TASK BRIEF: Copy the listing from its start through the line containing "document-page: SUPPLEMENTO. 125", inclusive, switching "component" to "element" and leaving everything else unchanged.

[Extracted listing]
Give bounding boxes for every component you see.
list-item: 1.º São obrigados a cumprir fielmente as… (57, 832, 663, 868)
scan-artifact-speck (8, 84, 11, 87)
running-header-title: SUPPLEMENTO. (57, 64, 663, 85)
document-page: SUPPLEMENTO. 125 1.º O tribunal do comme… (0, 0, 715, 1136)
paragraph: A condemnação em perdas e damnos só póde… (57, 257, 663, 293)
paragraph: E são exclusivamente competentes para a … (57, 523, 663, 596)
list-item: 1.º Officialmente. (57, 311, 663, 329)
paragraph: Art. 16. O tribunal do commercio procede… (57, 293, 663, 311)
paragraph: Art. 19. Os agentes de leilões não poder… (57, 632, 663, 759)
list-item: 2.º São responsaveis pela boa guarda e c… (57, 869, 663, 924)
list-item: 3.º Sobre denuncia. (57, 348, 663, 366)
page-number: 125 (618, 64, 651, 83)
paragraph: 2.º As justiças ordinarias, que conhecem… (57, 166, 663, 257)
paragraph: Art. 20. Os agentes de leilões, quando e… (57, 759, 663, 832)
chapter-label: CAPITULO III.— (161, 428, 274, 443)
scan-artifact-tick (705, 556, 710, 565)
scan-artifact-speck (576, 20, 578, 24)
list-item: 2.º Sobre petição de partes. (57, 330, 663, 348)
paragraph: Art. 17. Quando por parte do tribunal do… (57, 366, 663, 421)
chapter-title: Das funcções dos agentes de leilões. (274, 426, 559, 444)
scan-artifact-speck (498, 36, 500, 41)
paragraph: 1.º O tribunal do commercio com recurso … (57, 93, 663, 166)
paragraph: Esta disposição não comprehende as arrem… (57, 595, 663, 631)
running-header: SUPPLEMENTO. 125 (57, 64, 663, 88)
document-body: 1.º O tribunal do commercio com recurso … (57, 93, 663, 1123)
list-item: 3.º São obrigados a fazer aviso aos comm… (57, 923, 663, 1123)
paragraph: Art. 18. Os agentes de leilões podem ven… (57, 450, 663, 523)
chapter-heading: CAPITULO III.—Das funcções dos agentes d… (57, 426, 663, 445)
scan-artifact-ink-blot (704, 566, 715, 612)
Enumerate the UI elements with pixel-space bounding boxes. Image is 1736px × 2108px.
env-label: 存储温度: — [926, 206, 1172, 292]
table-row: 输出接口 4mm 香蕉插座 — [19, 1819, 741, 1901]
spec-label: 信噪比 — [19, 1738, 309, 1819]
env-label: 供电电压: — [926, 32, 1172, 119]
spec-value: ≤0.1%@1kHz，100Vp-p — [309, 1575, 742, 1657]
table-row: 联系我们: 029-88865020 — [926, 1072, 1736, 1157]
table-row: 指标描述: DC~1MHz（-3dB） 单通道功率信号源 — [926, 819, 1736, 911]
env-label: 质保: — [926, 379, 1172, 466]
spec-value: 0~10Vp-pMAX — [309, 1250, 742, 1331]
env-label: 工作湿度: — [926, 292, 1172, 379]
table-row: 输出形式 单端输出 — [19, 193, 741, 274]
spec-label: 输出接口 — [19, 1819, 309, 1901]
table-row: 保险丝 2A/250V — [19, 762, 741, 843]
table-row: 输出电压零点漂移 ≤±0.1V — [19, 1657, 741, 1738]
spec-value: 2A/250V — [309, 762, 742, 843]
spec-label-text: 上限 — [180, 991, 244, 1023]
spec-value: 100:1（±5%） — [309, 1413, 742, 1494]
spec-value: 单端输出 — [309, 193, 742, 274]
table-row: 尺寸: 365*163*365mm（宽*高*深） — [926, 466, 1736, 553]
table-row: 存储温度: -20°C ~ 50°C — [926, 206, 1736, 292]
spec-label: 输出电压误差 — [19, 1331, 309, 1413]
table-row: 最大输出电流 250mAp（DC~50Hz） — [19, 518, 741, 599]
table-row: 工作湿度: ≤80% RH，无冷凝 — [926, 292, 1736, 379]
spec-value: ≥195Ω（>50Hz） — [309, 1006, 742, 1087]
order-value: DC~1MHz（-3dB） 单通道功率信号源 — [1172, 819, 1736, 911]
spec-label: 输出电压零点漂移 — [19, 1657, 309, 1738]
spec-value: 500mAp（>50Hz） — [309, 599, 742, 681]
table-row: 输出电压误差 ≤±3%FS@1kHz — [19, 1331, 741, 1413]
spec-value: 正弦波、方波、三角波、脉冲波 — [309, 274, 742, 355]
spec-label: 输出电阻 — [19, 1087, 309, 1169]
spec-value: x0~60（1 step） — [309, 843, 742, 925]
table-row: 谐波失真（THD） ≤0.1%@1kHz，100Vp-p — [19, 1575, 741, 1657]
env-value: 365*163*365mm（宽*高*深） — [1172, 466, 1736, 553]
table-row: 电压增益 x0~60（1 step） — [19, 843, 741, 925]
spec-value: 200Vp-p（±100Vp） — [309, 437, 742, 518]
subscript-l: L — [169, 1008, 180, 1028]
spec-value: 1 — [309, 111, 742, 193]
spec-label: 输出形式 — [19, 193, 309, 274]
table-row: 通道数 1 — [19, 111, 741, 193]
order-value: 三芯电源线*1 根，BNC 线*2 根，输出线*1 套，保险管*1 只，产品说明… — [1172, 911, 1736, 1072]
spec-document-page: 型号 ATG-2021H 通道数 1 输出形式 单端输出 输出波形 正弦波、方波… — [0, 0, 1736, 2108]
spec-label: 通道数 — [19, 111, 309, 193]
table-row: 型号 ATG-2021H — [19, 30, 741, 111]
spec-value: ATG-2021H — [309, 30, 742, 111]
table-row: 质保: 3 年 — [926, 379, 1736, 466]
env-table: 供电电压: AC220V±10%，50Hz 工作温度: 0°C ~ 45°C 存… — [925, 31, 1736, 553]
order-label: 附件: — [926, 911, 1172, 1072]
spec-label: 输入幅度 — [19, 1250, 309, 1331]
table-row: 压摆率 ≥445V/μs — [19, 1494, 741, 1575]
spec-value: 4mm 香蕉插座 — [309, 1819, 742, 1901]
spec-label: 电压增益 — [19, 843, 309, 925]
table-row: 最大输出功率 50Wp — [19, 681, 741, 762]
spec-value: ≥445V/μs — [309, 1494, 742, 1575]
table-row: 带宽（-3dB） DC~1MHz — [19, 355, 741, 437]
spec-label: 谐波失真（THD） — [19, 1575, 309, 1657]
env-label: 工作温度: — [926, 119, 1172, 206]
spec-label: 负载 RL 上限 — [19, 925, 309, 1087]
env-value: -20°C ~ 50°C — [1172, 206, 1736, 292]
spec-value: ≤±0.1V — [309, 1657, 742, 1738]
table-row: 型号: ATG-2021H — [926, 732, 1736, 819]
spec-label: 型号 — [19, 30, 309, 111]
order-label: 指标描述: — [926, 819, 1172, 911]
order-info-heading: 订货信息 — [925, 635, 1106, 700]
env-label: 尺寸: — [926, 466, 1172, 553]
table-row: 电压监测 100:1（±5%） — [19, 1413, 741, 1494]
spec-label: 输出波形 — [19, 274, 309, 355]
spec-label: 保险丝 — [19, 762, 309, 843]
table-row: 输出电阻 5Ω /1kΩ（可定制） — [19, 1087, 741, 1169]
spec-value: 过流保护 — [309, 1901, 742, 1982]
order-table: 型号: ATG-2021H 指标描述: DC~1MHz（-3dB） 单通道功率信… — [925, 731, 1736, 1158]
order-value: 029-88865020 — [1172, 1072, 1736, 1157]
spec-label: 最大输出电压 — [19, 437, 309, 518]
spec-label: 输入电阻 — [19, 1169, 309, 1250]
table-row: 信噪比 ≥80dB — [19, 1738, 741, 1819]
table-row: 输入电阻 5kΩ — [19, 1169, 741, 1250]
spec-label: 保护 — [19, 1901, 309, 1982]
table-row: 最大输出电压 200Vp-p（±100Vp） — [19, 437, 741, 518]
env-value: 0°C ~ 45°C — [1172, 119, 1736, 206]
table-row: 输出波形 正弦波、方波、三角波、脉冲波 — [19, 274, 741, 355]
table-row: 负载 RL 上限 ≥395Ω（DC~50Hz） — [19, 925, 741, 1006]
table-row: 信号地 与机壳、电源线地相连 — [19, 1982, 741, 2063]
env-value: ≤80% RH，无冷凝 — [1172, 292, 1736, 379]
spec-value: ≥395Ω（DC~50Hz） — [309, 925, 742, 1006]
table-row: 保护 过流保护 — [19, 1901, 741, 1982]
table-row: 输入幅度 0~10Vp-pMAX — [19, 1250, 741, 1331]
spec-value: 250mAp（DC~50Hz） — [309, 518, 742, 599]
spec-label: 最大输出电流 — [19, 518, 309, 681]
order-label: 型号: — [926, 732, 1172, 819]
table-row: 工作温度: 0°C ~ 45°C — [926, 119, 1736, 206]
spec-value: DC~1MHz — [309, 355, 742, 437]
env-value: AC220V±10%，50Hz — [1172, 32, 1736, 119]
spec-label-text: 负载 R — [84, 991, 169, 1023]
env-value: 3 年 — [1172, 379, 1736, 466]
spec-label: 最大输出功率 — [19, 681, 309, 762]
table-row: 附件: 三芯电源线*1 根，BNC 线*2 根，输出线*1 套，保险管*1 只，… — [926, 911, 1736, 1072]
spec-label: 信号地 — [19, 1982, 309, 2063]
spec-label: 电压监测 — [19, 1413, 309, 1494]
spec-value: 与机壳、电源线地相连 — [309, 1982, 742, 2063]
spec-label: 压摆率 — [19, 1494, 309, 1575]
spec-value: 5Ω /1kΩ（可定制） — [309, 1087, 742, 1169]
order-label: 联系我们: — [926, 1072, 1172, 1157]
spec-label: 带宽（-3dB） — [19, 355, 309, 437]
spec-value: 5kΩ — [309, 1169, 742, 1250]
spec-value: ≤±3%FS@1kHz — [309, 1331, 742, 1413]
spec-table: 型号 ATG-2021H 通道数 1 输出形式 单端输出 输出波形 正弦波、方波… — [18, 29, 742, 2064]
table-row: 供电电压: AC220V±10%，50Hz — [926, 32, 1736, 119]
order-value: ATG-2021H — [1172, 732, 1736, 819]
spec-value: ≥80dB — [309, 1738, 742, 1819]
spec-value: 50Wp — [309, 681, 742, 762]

SOLUTION TO THIS PROBLEM:
Give bounding boxes for every element you see.
list-item: 1.º São obrigados a cumprir fielmente as… (57, 832, 663, 868)
scan-artifact-speck (8, 84, 11, 87)
running-header-title: SUPPLEMENTO. (57, 64, 663, 85)
document-page: SUPPLEMENTO. 125 1.º O tribunal do comme… (0, 0, 715, 1136)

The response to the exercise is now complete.